*Exercise*
Return every line below as is, leaving out the pictures.

*Data excerpts*
***

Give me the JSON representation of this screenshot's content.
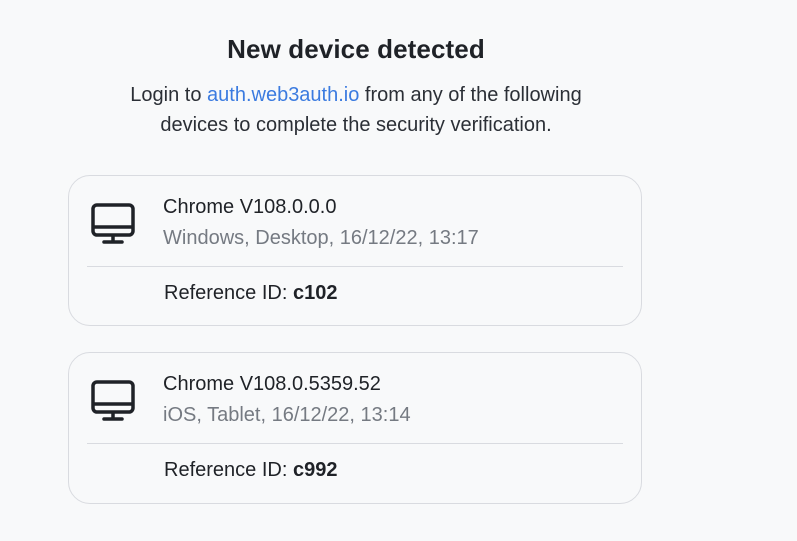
{
  "header": {
    "title": "New device detected",
    "subtitle_prefix": "Login to ",
    "link_text": "auth.web3auth.io",
    "subtitle_suffix_line1": " from any of the following",
    "subtitle_line2": "devices to complete the security verification."
  },
  "colors": {
    "link": "#3b7be0",
    "text_primary": "#1f2227",
    "text_secondary": "#757a82",
    "border": "#d9dbe0"
  },
  "devices": [
    {
      "icon": "desktop-monitor-icon",
      "name": "Chrome V108.0.0.0",
      "meta": "Windows, Desktop, 16/12/22, 13:17",
      "ref_label": "Reference ID: ",
      "ref_value": "c102"
    },
    {
      "icon": "desktop-monitor-icon",
      "name": "Chrome V108.0.5359.52",
      "meta": "iOS, Tablet, 16/12/22, 13:14",
      "ref_label": "Reference ID: ",
      "ref_value": "c992"
    }
  ]
}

***

*The response*
Give me the JSON representation of this screenshot's content.
{
  "header": {
    "title": "New device detected",
    "subtitle_prefix": "Login to ",
    "link_text": "auth.web3auth.io",
    "subtitle_suffix_line1": " from any of the following",
    "subtitle_line2": "devices to complete the security verification."
  },
  "colors": {
    "link": "#3b7be0",
    "text_primary": "#1f2227",
    "text_secondary": "#757a82",
    "border": "#d9dbe0"
  },
  "devices": [
    {
      "icon": "desktop-monitor-icon",
      "name": "Chrome V108.0.0.0",
      "meta": "Windows, Desktop, 16/12/22, 13:17",
      "ref_label": "Reference ID: ",
      "ref_value": "c102"
    },
    {
      "icon": "desktop-monitor-icon",
      "name": "Chrome V108.0.5359.52",
      "meta": "iOS, Tablet, 16/12/22, 13:14",
      "ref_label": "Reference ID: ",
      "ref_value": "c992"
    }
  ]
}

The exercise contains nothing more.